-- Start of Stored data --

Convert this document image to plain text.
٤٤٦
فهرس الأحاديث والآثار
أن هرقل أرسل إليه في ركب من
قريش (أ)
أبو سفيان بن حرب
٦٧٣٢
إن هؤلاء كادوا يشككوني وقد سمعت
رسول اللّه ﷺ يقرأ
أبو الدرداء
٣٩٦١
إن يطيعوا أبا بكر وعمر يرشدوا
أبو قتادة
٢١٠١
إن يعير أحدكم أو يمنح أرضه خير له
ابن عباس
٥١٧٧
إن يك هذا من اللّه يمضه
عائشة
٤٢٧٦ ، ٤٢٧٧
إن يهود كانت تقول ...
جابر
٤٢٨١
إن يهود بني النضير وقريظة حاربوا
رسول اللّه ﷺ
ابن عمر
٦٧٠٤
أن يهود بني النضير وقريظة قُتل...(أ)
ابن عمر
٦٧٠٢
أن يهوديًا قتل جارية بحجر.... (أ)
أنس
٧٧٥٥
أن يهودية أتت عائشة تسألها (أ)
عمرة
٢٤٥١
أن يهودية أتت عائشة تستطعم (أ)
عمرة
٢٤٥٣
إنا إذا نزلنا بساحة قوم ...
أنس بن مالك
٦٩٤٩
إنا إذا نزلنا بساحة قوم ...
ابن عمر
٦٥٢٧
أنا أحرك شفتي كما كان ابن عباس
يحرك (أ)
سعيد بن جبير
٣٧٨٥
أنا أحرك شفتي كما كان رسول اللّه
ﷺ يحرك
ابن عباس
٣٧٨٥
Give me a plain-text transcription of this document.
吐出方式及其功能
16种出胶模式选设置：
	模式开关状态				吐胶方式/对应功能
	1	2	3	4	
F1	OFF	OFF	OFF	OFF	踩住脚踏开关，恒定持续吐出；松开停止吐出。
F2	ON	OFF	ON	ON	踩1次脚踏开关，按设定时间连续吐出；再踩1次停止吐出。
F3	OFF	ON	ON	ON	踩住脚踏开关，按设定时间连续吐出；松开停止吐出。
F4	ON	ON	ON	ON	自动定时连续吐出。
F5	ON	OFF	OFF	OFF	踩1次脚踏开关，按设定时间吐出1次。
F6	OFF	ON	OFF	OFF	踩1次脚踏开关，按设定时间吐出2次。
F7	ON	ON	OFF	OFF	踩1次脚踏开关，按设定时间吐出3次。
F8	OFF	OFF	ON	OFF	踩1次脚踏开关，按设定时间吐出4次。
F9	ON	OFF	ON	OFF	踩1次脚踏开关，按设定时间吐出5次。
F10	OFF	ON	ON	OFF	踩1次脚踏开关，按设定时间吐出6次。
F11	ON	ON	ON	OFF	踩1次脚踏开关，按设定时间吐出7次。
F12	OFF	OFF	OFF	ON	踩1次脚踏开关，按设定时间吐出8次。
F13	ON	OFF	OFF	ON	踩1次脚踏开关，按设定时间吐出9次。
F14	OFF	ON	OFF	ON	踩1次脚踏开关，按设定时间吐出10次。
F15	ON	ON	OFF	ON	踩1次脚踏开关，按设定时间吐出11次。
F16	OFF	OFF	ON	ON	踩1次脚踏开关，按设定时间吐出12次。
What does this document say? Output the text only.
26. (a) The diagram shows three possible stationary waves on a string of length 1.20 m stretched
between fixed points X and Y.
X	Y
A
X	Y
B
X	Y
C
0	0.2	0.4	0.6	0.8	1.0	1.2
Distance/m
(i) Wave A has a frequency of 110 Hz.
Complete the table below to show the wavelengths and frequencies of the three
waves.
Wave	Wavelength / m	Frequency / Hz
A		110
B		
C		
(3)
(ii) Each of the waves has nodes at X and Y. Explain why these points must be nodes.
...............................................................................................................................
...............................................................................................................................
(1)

-- End of Stored data --

What is needed>
Give the listing again, word for word.

Complete answer>
Convert this document image to plain text.
٤٤٦
فهرس الأحاديث والآثار
أن هرقل أرسل إليه في ركب من
قريش (أ)
أبو سفيان بن حرب
٦٧٣٢
إن هؤلاء كادوا يشككوني وقد سمعت
رسول اللّه ﷺ يقرأ
أبو الدرداء
٣٩٦١
إن يطيعوا أبا بكر وعمر يرشدوا
أبو قتادة
٢١٠١
إن يعير أحدكم أو يمنح أرضه خير له
ابن عباس
٥١٧٧
إن يك هذا من اللّه يمضه
عائشة
٤٢٧٦ ، ٤٢٧٧
إن يهود كانت تقول ...
جابر
٤٢٨١
إن يهود بني النضير وقريظة حاربوا
رسول اللّه ﷺ
ابن عمر
٦٧٠٤
أن يهود بني النضير وقريظة قُتل...(أ)
ابن عمر
٦٧٠٢
أن يهوديًا قتل جارية بحجر.... (أ)
أنس
٧٧٥٥
أن يهودية أتت عائشة تسألها (أ)
عمرة
٢٤٥١
أن يهودية أتت عائشة تستطعم (أ)
عمرة
٢٤٥٣
إنا إذا نزلنا بساحة قوم ...
أنس بن مالك
٦٩٤٩
إنا إذا نزلنا بساحة قوم ...
ابن عمر
٦٥٢٧
أنا أحرك شفتي كما كان ابن عباس
يحرك (أ)
سعيد بن جبير
٣٧٨٥
أنا أحرك شفتي كما كان رسول اللّه
ﷺ يحرك
ابن عباس
٣٧٨٥
Give me a plain-text transcription of this document.
吐出方式及其功能
16种出胶模式选设置：
	模式开关状态				吐胶方式/对应功能
	1	2	3	4	
F1	OFF	OFF	OFF	OFF	踩住脚踏开关，恒定持续吐出；松开停止吐出。
F2	ON	OFF	ON	ON	踩1次脚踏开关，按设定时间连续吐出；再踩1次停止吐出。
F3	OFF	ON	ON	ON	踩住脚踏开关，按设定时间连续吐出；松开停止吐出。
F4	ON	ON	ON	ON	自动定时连续吐出。
F5	ON	OFF	OFF	OFF	踩1次脚踏开关，按设定时间吐出1次。
F6	OFF	ON	OFF	OFF	踩1次脚踏开关，按设定时间吐出2次。
F7	ON	ON	OFF	OFF	踩1次脚踏开关，按设定时间吐出3次。
F8	OFF	OFF	ON	OFF	踩1次脚踏开关，按设定时间吐出4次。
F9	ON	OFF	ON	OFF	踩1次脚踏开关，按设定时间吐出5次。
F10	OFF	ON	ON	OFF	踩1次脚踏开关，按设定时间吐出6次。
F11	ON	ON	ON	OFF	踩1次脚踏开关，按设定时间吐出7次。
F12	OFF	OFF	OFF	ON	踩1次脚踏开关，按设定时间吐出8次。
F13	ON	OFF	OFF	ON	踩1次脚踏开关，按设定时间吐出9次。
F14	OFF	ON	OFF	ON	踩1次脚踏开关，按设定时间吐出10次。
F15	ON	ON	OFF	ON	踩1次脚踏开关，按设定时间吐出11次。
F16	OFF	OFF	ON	ON	踩1次脚踏开关，按设定时间吐出12次。
What does this document say? Output the text only.
26. (a) The diagram shows three possible stationary waves on a string of length 1.20 m stretched
between fixed points X and Y.
X	Y
A
X	Y
B
X	Y
C
0	0.2	0.4	0.6	0.8	1.0	1.2
Distance/m
(i) Wave A has a frequency of 110 Hz.
Complete the table below to show the wavelengths and frequencies of the three
waves.
Wave	Wavelength / m	Frequency / Hz
A		110
B		
C		
(3)
(ii) Each of the waves has nodes at X and Y. Explain why these points must be nodes.
...............................................................................................................................
...............................................................................................................................
(1)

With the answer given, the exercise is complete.